**Entries:**
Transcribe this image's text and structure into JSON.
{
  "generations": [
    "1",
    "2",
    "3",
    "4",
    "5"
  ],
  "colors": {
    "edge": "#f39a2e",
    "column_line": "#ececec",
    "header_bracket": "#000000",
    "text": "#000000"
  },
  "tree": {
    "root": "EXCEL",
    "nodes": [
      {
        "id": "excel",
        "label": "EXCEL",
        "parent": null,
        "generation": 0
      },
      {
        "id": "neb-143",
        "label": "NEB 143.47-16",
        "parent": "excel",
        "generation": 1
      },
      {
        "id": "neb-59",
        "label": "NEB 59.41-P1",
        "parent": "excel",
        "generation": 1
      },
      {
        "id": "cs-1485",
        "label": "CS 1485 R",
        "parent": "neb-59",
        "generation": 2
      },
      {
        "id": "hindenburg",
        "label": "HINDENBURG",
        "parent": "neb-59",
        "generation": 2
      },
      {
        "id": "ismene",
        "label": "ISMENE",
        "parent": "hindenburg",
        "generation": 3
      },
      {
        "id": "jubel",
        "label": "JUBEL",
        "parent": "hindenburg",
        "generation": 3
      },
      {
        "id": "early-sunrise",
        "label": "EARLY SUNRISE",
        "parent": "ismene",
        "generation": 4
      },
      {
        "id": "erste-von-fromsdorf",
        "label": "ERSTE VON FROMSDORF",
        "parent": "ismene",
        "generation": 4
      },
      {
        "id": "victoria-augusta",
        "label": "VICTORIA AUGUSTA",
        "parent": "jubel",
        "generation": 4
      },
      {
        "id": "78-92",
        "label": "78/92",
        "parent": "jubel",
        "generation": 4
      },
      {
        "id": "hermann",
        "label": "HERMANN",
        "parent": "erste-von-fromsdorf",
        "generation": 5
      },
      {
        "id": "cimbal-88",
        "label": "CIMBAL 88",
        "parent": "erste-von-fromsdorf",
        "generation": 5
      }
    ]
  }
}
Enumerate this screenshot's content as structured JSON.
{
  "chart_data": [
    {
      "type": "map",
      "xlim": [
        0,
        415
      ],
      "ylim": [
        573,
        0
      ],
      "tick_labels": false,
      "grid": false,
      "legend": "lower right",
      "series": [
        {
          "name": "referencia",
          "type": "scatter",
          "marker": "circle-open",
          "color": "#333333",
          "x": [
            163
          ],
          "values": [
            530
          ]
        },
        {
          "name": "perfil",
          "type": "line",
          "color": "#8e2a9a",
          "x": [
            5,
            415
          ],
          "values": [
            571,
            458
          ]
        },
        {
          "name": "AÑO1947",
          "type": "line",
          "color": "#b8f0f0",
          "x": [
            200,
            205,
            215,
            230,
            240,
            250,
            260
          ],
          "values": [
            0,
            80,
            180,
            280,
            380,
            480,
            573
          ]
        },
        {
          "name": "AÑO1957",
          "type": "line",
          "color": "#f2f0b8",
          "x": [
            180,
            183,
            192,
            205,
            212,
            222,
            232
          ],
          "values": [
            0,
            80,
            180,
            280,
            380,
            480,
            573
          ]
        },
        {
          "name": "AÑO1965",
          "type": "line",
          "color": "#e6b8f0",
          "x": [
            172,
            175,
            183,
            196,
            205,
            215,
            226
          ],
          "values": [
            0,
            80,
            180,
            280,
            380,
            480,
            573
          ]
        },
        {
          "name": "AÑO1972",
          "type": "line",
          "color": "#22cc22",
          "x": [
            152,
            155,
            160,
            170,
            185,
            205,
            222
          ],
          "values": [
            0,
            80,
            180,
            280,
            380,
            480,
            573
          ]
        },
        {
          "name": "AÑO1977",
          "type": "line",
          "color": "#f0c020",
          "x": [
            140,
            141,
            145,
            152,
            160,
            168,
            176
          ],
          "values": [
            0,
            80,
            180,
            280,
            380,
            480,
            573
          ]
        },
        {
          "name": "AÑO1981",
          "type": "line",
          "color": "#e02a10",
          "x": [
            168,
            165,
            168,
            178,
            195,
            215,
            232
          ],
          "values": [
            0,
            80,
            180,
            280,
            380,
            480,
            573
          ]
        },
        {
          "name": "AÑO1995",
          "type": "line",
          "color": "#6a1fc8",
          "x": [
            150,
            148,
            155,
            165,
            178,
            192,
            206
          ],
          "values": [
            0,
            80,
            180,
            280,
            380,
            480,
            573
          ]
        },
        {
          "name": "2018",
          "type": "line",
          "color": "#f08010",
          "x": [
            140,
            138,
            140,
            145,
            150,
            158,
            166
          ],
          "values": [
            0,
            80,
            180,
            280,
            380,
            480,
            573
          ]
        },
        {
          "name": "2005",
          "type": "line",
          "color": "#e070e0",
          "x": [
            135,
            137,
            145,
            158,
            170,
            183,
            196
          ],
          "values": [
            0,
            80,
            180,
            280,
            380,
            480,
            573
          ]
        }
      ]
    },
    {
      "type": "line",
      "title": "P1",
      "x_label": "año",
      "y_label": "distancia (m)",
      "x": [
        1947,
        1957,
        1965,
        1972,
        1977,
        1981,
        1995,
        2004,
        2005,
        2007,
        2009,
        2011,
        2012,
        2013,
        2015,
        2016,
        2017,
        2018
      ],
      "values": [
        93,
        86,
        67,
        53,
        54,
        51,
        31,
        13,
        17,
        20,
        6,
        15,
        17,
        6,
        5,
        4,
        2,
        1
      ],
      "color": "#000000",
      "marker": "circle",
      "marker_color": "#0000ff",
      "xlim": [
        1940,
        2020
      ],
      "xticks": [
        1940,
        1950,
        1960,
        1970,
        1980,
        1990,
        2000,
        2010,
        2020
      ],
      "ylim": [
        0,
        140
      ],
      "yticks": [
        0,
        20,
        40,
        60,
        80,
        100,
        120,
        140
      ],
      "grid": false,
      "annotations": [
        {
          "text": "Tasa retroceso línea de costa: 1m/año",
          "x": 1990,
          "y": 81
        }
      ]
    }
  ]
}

**Written instruction:** Report how many lines in the records above contain the word "name", giving only the number.

**Solution to this task:** 11